§ **DIRECTION**
Gather up the lines that contain "more".

──────── STORED RECORDS ────────

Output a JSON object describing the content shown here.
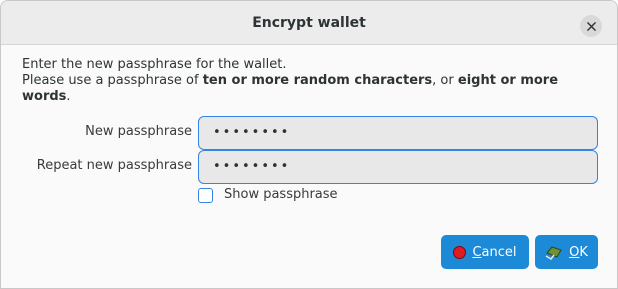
{
  "window": {
    "title": "Encrypt wallet"
  },
  "intro": {
    "line1": "Enter the new passphrase for the wallet.",
    "line2_prefix": "Please use a passphrase of ",
    "line2_bold1": "ten or more random characters",
    "line2_mid": ", or ",
    "line2_bold2": "eight or more words",
    "line2_suffix": "."
  },
  "fields": {
    "new_label": "New passphrase",
    "new_value": "••••••••",
    "repeat_label": "Repeat new passphrase",
    "repeat_value": "••••••••"
  },
  "show_passphrase": {
    "label": "Show passphrase",
    "checked": false
  },
  "buttons": {
    "cancel_mnemonic": "C",
    "cancel_rest": "ancel",
    "ok_mnemonic": "O",
    "ok_rest": "K"
  },
  "colors": {
    "accent": "#1c8ad6",
    "focus_border": "#3584e4"
  },
  "icons": {
    "close": "close-icon",
    "cancel": "red-circle-icon",
    "ok": "ok-check-icon"
  }
}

────────

§ **TASK ANSWER**
    "line2_bold1": "ten or more random characters",
    "line2_bold2": "eight or more words",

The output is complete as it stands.